* _Daftar Tugas_
1. Salin dengan tepat bagian artikel tentang APBD Melawi dari "Lebih lanjur Fraksi" sampai "yang masih dikeluhkan.".
2. Menurut artikel tentang APBD Melawi, berapa banyak persoalan yang diajukan Fraksi PDS kepada Pemkab?
3. Teruskan artikel tentang APBD Melawi mulai sesudah kalimat terakhirnya.
----- Kutipan -----
PU Fraksi Terhadap APBD Melawi

November 24, 2008

Fraksi- fraksi DPRD Melawi, menyorot kinerja Pemerintah Kabupaten (Pemkab) Melawi, terutama dalam penggunaan dan pelaksanaan pembangunan yang relatif merayap. Tujuh Fraksi di DPRD Melawi mempertanyakan bahwa DPRD sebagai mitra pemerintah tidak pernah melakukan koordinasi terhadap berbagai masalah dan pengalihan penggunaan dana yang telah ditetap dalam APBD 2008.
Seperti dipaparkan Fraksi PDS melalui juru bucara Agus Darius, SH, terdapat 15 persoalan yang diajukan kepada Pemkab. Diantaranya mempertanyakan anggaran dana bencana alam tahun 2008, hingga saat ini belum mengetahui realisasinya.
Padahal dalam pelaksanaan perlu dikoordinasi agar tepat sasaran. Sorotan keras Fraksi PDS terhadap pengalihan dana Adhock yang digunakan untuk pembangunan gedung stadion (GOR) sebesar Rp2 Miliar dan pembangunan rumah jabatan ketua DPRD sebesar Rp1 Miliar, padahal kedua kegiatan tersebut sudah dianggarkan.
Lebih lanjur Fraksi PDS mengkritik pelaksanaan proyek pembangunan yang masih banyak belum dikerjakan, sementara tahun anggaran berjalan tinggal beberapa bulan lagi. Selain itu, disinggung penggunaan anggaran yang tidak memperhatikan skala prioritas, seperti pembelian mobil pada kantor pemberdayaan perempuan, perlindungan anak dan KB pada penggunaan dana DAK. Kemudian, PDS menyorot juga penggunaan dana yang kurang efektif dan efisien terhadap uang dokumen lelang dan kontrak. Tak ketinggalan menyorot pelayanan Rumah Sakit Daerah yang masih dikeluhkan.
----- Data Terekam -----
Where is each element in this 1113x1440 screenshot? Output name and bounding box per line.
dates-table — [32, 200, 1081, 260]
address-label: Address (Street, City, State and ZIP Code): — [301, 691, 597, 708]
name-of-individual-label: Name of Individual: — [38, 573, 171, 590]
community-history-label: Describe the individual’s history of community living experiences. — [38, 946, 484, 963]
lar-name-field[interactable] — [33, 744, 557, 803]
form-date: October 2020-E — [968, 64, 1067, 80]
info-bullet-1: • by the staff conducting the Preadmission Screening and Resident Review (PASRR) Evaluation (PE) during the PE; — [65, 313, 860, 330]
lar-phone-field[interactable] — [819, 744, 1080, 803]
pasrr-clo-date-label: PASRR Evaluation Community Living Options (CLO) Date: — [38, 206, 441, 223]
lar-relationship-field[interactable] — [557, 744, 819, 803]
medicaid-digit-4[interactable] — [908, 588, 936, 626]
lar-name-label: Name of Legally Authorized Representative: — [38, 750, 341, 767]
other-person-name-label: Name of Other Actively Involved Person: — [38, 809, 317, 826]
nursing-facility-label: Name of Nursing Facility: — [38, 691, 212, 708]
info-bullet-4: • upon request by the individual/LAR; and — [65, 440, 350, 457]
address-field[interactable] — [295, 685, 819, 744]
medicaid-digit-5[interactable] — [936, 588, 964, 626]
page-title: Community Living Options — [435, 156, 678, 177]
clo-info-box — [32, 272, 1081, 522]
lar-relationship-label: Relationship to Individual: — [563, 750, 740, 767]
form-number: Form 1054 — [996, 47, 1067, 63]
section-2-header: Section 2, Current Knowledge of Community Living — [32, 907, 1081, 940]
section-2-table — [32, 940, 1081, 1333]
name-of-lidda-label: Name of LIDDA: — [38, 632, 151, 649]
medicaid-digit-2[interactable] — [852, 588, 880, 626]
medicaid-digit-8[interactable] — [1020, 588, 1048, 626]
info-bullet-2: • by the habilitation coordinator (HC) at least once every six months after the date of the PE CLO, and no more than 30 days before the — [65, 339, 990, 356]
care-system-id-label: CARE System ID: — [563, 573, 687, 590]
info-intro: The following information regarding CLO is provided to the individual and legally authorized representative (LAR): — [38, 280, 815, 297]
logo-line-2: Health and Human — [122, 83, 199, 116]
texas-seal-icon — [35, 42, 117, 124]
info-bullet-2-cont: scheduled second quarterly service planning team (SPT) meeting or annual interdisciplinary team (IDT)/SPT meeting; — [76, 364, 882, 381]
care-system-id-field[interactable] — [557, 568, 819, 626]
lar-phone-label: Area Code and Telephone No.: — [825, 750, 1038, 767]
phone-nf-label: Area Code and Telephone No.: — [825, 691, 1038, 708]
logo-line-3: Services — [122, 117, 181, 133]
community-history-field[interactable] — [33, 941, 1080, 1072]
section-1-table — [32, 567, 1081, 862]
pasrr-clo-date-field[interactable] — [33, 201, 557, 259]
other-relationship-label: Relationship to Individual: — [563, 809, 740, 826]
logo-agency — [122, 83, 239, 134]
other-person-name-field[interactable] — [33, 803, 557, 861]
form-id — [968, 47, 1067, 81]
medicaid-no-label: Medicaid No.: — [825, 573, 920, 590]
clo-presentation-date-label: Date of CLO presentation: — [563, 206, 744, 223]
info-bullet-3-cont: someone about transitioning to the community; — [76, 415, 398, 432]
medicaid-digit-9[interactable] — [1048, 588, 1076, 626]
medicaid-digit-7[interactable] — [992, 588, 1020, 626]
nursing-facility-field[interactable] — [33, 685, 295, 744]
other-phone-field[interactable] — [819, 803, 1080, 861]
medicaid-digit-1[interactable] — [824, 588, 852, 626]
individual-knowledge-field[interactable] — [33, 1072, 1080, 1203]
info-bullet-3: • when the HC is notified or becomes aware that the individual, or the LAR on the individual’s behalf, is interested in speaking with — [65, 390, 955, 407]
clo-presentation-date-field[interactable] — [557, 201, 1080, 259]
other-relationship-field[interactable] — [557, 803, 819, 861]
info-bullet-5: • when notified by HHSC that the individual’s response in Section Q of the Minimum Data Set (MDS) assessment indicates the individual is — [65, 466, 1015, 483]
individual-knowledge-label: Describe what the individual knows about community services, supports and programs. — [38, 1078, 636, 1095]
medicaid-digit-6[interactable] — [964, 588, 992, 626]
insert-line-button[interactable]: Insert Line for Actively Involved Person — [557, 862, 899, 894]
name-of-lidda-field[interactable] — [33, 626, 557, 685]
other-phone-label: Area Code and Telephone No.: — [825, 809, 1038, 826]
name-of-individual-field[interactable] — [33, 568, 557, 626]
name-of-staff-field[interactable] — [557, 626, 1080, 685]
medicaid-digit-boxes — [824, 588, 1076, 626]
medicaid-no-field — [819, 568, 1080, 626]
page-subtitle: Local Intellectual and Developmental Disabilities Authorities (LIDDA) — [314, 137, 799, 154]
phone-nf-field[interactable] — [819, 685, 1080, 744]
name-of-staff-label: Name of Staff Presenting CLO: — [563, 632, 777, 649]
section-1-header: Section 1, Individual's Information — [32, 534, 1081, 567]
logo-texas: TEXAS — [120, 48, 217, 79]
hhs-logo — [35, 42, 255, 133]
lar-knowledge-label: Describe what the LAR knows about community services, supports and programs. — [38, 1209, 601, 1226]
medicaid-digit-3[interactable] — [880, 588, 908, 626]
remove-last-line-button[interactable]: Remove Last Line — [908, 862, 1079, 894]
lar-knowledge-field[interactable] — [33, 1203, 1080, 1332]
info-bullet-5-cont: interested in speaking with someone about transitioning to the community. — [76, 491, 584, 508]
-----
* _Jawaban Tiap Tugas_
1.
Lebih lanjur Fraksi PDS mengkritik pelaksanaan proyek pembangunan yang masih banyak belum dikerjakan, sementara tahun anggaran berjalan tinggal beberapa bulan lagi. Selain itu, disinggung penggunaan anggaran yang tidak memperhatikan skala prioritas, seperti pembelian mobil pada kantor pemberdayaan perempuan, perlindungan anak dan KB pada penggunaan dana DAK. Kemudian, PDS menyorot juga penggunaan dana yang kurang efektif dan efisien terhadap uang dokumen lelang dan kontrak. Tak ketinggalan menyorot pelayanan Rumah Sakit Daerah yang masih dikeluhkan.

2. 15 persoalan.

3.
Sedangkan Fraksi PAN yang ketuanya Drs.H.Syaparudin.HUM mengatakan agar seluruh elemen pemerintah Melawi dapat menjalankan sesuai tugas pokok dan fungsinya (Tupoksi) masing, sehingga tidak ada yang wasit merangkap menjadi pemain.
Jika ini terjadi, Fraksi PAN berpendapat bertanda ada kehancuran yang akan menghadang. Selanjutnya, fraksi ini minta bahwa bentuk kegiatan yang sifatnya tidak genting dan memaksa dan dalam APBD murni sebelumnya tidak dianggarakan, supaya eksekutif tidak semaunya melaksanakan dan mengakomodir pada APBD perubahan, dan apabila harus dilakukan maka sebelumnya harus dikoordinasikan dengan pihak DPRD. Fraksi juga mempertanyakan pelayanan dan kontribusi perusahaan daerah PDAM selama ini belum memuaskan, sementara bantuan untuk PDAM, pada APBD murni dianggarkan Rp600 juta, tapi dalam Perubahan APBD ditambah sebesar Rp300 juta.
Sementara itu, Fraksi Golkar melalui juru bicara Yoab Lengket, S.Pd minta dalam perubahan dan anggaran harus tetap memprioritaskan pembangunan dibidang penyediaan lapangan kerja, kemiskinan, kebodohan,kesehatan dan infrastruktur. Untuk itu, fraksi Golkar minta penjelasan seputar pelaksanaan pembangunan serta kerusakan abutment sungai Ella Hilir akibat bencana banjir.
Pelayanan-pelayanan kemasyarakatan juga menjadi sorotan dan diminta agar eksekutif memperhatikannya dapat memeri teguran jika melalaikan tugas, termasuk juga langkah kongkret membantu masyarakat akibat krisis global yang melada dunia, yang terimbas perekonomian masyarakat terutama anjloknya harga karet.